(Your instructions) Take every line from the listing below that contains "screenshot".

(Exercise input)
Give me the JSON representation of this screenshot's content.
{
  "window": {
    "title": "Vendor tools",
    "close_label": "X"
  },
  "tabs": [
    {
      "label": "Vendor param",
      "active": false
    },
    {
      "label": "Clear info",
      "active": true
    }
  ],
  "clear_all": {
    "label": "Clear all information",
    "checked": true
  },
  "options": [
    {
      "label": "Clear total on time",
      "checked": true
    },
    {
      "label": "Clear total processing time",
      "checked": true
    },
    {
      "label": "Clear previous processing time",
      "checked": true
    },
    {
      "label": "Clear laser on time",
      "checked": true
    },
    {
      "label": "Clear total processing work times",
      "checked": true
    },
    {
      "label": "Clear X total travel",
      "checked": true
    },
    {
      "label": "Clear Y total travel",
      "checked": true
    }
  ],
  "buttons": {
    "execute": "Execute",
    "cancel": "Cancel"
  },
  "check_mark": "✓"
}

==

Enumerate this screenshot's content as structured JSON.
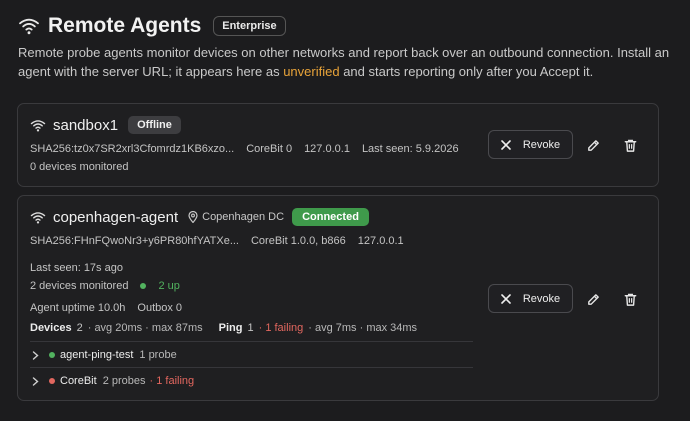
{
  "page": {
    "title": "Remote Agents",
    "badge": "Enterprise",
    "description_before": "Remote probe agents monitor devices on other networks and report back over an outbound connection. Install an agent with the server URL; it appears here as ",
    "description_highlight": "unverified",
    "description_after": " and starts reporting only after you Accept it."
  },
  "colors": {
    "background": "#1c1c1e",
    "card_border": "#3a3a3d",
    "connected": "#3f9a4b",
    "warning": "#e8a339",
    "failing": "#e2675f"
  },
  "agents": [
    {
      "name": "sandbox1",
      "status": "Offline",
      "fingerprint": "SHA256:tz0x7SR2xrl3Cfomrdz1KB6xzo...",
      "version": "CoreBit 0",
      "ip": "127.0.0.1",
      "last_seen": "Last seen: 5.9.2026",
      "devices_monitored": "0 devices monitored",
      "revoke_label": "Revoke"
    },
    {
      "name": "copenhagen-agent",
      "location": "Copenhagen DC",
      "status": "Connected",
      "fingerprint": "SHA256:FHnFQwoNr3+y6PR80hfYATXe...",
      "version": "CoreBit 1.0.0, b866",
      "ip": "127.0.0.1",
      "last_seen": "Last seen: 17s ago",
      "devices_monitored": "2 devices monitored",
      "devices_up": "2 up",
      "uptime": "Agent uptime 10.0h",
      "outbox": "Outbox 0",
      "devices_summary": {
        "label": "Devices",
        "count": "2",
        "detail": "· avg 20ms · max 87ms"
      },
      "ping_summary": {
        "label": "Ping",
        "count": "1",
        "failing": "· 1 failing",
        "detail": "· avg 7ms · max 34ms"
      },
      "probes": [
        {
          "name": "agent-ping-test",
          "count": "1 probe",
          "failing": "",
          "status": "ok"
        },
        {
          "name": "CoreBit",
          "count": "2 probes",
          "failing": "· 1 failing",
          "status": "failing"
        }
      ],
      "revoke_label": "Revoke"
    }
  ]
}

(Solution to this task)
Give me the JSON representation of this screenshot's content.
Enumerate this screenshot's content as structured JSON.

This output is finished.